Recorded data

○ ○ ○ ○ ○ ○ ○

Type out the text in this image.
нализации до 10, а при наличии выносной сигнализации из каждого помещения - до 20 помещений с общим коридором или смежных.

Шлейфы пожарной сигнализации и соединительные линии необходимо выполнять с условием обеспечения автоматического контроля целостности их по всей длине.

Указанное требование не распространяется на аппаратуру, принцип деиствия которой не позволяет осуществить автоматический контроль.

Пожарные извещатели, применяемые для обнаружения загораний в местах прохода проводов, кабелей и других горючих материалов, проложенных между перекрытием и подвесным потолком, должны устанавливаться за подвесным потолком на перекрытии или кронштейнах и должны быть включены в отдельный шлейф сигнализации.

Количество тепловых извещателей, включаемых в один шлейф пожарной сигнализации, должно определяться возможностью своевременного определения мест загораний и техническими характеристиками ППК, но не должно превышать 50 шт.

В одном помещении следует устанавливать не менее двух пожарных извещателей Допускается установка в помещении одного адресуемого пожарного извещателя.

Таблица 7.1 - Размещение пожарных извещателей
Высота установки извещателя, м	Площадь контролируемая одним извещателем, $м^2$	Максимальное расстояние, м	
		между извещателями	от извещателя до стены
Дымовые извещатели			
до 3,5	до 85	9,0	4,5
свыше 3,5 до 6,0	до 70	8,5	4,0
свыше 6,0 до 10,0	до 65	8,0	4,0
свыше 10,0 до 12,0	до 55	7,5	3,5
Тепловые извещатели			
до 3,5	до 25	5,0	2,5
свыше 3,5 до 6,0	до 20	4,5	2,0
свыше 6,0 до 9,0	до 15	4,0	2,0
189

○ ○ ○ ○ ○ ○ ○

What you need to do ->
What do the records say? Quote them all exactly.

Written answer ->
Type out the text in this image.
нализации до 10, а при наличии выносной сигнализации из каждого помещения - до 20 помещений с общим коридором или смежных.

Шлейфы пожарной сигнализации и соединительные линии необходимо выполнять с условием обеспечения автоматического контроля целостности их по всей длине.

Указанное требование не распространяется на аппаратуру, принцип деиствия которой не позволяет осуществить автоматический контроль.

Пожарные извещатели, применяемые для обнаружения загораний в местах прохода проводов, кабелей и других горючих материалов, проложенных между перекрытием и подвесным потолком, должны устанавливаться за подвесным потолком на перекрытии или кронштейнах и должны быть включены в отдельный шлейф сигнализации.

Количество тепловых извещателей, включаемых в один шлейф пожарной сигнализации, должно определяться возможностью своевременного определения мест загораний и техническими характеристиками ППК, но не должно превышать 50 шт.

В одном помещении следует устанавливать не менее двух пожарных извещателей Допускается установка в помещении одного адресуемого пожарного извещателя.

Таблица 7.1 - Размещение пожарных извещателей
Высота установки извещателя, м	Площадь контролируемая одним извещателем, $м^2$	Максимальное расстояние, м	
		между извещателями	от извещателя до стены
Дымовые извещатели			
до 3,5	до 85	9,0	4,5
свыше 3,5 до 6,0	до 70	8,5	4,0
свыше 6,0 до 10,0	до 65	8,0	4,0
свыше 10,0 до 12,0	до 55	7,5	3,5
Тепловые извещатели			
до 3,5	до 25	5,0	2,5
свыше 3,5 до 6,0	до 20	4,5	2,0
свыше 6,0 до 9,0	до 15	4,0	2,0
189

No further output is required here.